- **Brief**
When the string "amincis" occurs in a line of the records, show that line.

- **Listed entries**
···

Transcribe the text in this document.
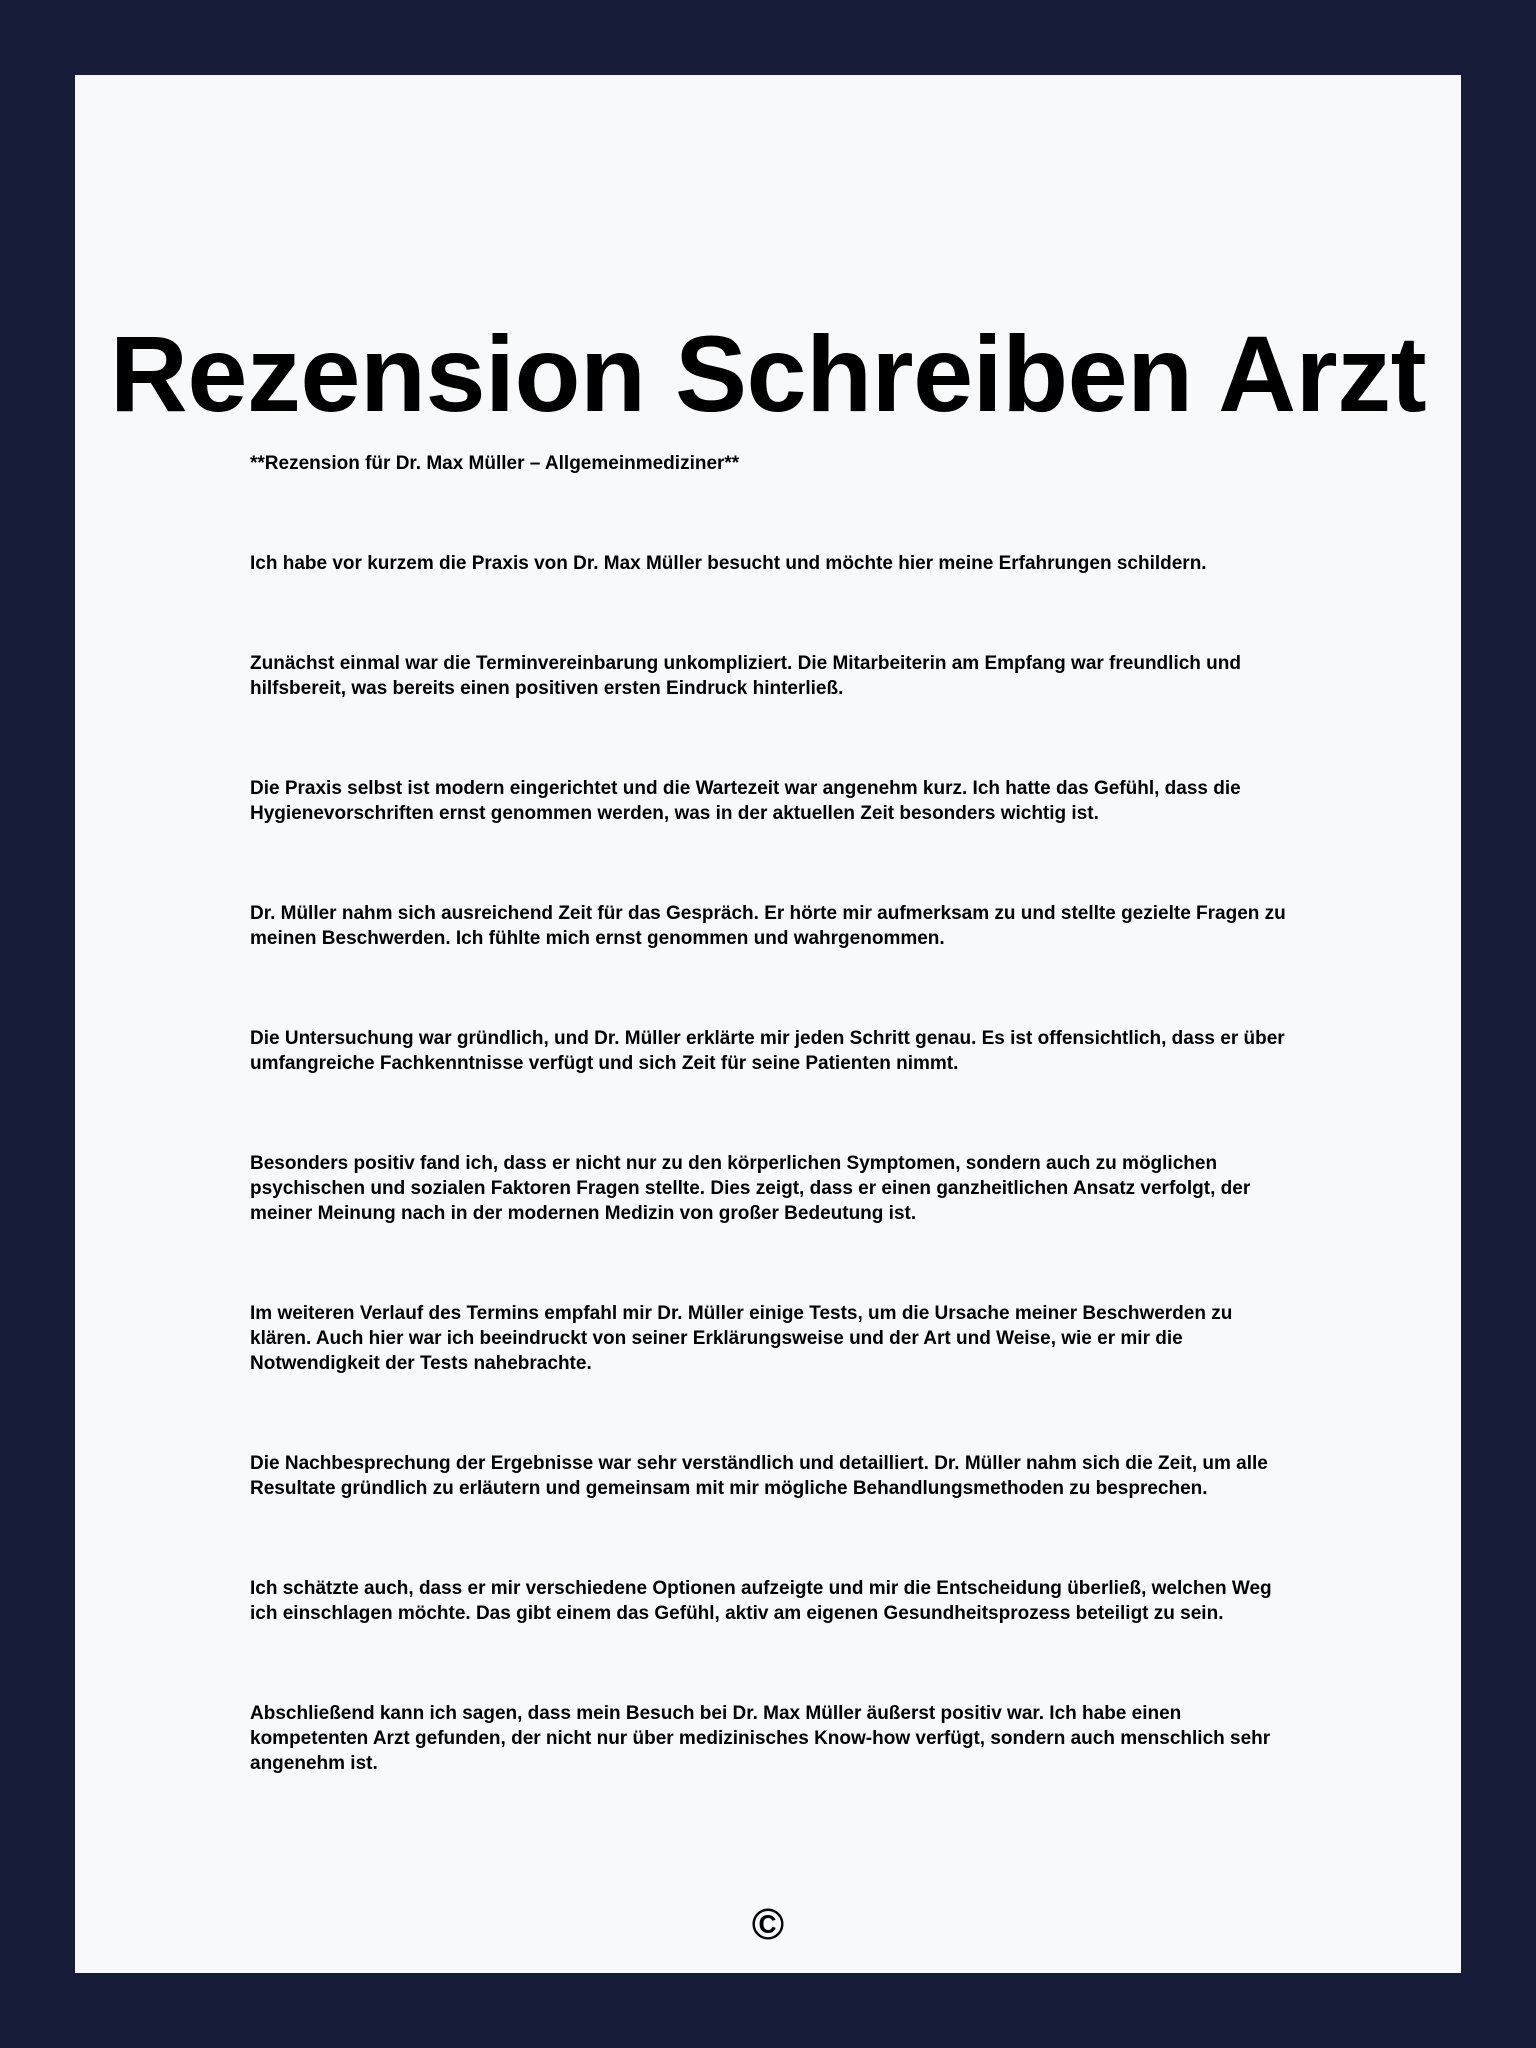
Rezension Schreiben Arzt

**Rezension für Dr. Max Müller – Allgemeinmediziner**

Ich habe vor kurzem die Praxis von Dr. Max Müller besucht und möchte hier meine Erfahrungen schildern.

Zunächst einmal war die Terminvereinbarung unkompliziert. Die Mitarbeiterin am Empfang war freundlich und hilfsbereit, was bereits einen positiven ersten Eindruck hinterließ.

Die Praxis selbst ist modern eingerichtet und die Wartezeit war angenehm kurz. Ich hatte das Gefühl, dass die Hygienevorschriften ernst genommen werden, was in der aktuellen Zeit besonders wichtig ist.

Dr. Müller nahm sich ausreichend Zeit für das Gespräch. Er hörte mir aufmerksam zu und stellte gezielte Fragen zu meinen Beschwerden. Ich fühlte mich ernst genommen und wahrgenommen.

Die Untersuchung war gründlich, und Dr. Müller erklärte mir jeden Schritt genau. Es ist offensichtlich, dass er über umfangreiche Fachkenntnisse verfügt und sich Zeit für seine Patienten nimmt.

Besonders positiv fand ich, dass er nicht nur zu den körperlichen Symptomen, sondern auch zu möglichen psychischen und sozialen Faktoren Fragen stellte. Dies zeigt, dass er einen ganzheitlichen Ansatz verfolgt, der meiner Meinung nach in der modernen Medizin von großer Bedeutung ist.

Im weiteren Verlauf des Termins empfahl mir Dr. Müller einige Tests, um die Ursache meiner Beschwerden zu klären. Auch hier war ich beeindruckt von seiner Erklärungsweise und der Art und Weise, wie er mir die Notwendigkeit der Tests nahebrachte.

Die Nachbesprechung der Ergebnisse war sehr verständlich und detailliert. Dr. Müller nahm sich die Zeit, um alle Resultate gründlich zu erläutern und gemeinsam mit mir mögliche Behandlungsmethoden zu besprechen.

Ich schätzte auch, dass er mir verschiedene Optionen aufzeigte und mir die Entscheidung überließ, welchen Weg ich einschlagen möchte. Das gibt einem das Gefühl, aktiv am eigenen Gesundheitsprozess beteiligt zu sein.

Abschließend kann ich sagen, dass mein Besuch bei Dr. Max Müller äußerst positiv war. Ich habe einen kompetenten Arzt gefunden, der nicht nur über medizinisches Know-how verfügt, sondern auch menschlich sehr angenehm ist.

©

···

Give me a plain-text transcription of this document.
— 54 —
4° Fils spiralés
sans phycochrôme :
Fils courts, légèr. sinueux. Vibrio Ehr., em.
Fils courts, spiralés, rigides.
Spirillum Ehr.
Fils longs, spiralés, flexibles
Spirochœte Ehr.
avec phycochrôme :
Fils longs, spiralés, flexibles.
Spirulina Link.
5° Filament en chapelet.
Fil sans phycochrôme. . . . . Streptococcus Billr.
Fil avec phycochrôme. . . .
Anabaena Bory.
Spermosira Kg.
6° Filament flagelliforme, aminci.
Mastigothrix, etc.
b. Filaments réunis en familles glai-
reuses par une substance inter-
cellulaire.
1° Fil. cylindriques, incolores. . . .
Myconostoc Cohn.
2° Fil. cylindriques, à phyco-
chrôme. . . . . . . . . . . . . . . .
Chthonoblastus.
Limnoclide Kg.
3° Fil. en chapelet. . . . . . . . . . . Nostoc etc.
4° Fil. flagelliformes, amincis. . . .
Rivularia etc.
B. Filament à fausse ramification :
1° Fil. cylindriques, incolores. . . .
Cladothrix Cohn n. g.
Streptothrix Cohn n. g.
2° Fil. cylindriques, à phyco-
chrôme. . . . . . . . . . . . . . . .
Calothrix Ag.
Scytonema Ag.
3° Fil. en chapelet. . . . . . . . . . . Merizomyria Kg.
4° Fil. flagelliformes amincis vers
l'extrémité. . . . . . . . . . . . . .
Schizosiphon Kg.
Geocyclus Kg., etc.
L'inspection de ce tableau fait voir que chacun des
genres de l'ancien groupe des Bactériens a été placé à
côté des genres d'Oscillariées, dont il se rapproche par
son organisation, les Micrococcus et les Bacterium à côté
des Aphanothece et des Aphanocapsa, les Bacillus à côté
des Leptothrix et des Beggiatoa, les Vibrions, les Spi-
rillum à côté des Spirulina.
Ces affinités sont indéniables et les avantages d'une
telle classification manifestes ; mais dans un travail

···

- **Exercise solution**
4° Fil. flagelliformes, amincis. . . .
4° Fil. flagelliformes amincis vers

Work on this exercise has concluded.